(Task goal)
Copy out each line of the material below with no changes.

Items from a dataset:
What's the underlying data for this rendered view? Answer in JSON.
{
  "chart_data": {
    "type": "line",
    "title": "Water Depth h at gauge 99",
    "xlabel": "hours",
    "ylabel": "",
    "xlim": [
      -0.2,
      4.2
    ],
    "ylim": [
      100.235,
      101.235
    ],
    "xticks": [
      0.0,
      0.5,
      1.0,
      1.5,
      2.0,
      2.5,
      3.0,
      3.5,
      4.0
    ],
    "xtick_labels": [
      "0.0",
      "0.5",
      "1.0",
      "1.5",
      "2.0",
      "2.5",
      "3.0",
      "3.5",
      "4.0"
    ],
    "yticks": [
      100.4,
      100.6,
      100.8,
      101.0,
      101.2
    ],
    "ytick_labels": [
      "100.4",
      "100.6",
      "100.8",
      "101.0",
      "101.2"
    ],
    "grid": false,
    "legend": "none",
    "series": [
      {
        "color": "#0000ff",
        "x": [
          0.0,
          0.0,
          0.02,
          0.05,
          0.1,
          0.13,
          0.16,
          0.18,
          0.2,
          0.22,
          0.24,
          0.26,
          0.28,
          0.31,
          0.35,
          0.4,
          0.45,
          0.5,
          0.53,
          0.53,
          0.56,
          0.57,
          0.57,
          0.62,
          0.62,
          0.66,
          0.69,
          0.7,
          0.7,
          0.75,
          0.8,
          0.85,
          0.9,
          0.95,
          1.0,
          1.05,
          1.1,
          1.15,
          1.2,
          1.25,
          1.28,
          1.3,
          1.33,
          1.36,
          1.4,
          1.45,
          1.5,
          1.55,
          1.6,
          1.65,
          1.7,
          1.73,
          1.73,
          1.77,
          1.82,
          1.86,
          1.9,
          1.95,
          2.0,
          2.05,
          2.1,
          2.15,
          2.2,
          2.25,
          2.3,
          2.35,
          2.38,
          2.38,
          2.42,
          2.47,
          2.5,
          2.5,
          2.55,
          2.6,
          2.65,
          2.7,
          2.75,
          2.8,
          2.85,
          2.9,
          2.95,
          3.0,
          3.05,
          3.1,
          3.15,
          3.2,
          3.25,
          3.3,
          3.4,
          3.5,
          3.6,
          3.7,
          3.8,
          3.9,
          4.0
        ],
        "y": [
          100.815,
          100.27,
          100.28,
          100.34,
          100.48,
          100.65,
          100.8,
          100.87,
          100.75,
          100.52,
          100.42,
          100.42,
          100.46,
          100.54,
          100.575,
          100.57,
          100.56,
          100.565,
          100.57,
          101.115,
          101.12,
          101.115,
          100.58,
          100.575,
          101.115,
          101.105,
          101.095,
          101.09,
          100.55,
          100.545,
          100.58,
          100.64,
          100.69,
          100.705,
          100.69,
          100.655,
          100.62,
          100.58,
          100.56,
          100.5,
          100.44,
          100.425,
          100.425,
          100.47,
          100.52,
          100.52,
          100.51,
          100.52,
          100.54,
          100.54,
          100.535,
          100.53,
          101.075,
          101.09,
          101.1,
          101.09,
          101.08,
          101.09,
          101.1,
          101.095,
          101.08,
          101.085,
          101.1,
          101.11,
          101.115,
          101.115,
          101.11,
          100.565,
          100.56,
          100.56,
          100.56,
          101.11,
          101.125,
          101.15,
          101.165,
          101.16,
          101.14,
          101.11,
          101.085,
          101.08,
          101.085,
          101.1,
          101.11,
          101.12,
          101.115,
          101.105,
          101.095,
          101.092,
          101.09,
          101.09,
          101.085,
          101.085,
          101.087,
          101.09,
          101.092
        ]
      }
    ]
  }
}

(Answer to this exercise)
What's the underlying data for this rendered view? Answer in JSON.
{
  "chart_data": {
    "type": "line",
    "title": "Water Depth h at gauge 99",
    "xlabel": "hours",
    "ylabel": "",
    "xlim": [
      -0.2,
      4.2
    ],
    "ylim": [
      100.235,
      101.235
    ],
    "xticks": [
      0.0,
      0.5,
      1.0,
      1.5,
      2.0,
      2.5,
      3.0,
      3.5,
      4.0
    ],
    "xtick_labels": [
      "0.0",
      "0.5",
      "1.0",
      "1.5",
      "2.0",
      "2.5",
      "3.0",
      "3.5",
      "4.0"
    ],
    "yticks": [
      100.4,
      100.6,
      100.8,
      101.0,
      101.2
    ],
    "ytick_labels": [
      "100.4",
      "100.6",
      "100.8",
      "101.0",
      "101.2"
    ],
    "grid": false,
    "legend": "none",
    "series": [
      {
        "color": "#0000ff",
        "x": [
          0.0,
          0.0,
          0.02,
          0.05,
          0.1,
          0.13,
          0.16,
          0.18,
          0.2,
          0.22,
          0.24,
          0.26,
          0.28,
          0.31,
          0.35,
          0.4,
          0.45,
          0.5,
          0.53,
          0.53,
          0.56,
          0.57,
          0.57,
          0.62,
          0.62,
          0.66,
          0.69,
          0.7,
          0.7,
          0.75,
          0.8,
          0.85,
          0.9,
          0.95,
          1.0,
          1.05,
          1.1,
          1.15,
          1.2,
          1.25,
          1.28,
          1.3,
          1.33,
          1.36,
          1.4,
          1.45,
          1.5,
          1.55,
          1.6,
          1.65,
          1.7,
          1.73,
          1.73,
          1.77,
          1.82,
          1.86,
          1.9,
          1.95,
          2.0,
          2.05,
          2.1,
          2.15,
          2.2,
          2.25,
          2.3,
          2.35,
          2.38,
          2.38,
          2.42,
          2.47,
          2.5,
          2.5,
          2.55,
          2.6,
          2.65,
          2.7,
          2.75,
          2.8,
          2.85,
          2.9,
          2.95,
          3.0,
          3.05,
          3.1,
          3.15,
          3.2,
          3.25,
          3.3,
          3.4,
          3.5,
          3.6,
          3.7,
          3.8,
          3.9,
          4.0
        ],
        "y": [
          100.815,
          100.27,
          100.28,
          100.34,
          100.48,
          100.65,
          100.8,
          100.87,
          100.75,
          100.52,
          100.42,
          100.42,
          100.46,
          100.54,
          100.575,
          100.57,
          100.56,
          100.565,
          100.57,
          101.115,
          101.12,
          101.115,
          100.58,
          100.575,
          101.115,
          101.105,
          101.095,
          101.09,
          100.55,
          100.545,
          100.58,
          100.64,
          100.69,
          100.705,
          100.69,
          100.655,
          100.62,
          100.58,
          100.56,
          100.5,
          100.44,
          100.425,
          100.425,
          100.47,
          100.52,
          100.52,
          100.51,
          100.52,
          100.54,
          100.54,
          100.535,
          100.53,
          101.075,
          101.09,
          101.1,
          101.09,
          101.08,
          101.09,
          101.1,
          101.095,
          101.08,
          101.085,
          101.1,
          101.11,
          101.115,
          101.115,
          101.11,
          100.565,
          100.56,
          100.56,
          100.56,
          101.11,
          101.125,
          101.15,
          101.165,
          101.16,
          101.14,
          101.11,
          101.085,
          101.08,
          101.085,
          101.1,
          101.11,
          101.12,
          101.115,
          101.105,
          101.095,
          101.092,
          101.09,
          101.09,
          101.085,
          101.085,
          101.087,
          101.09,
          101.092
        ]
      }
    ]
  }
}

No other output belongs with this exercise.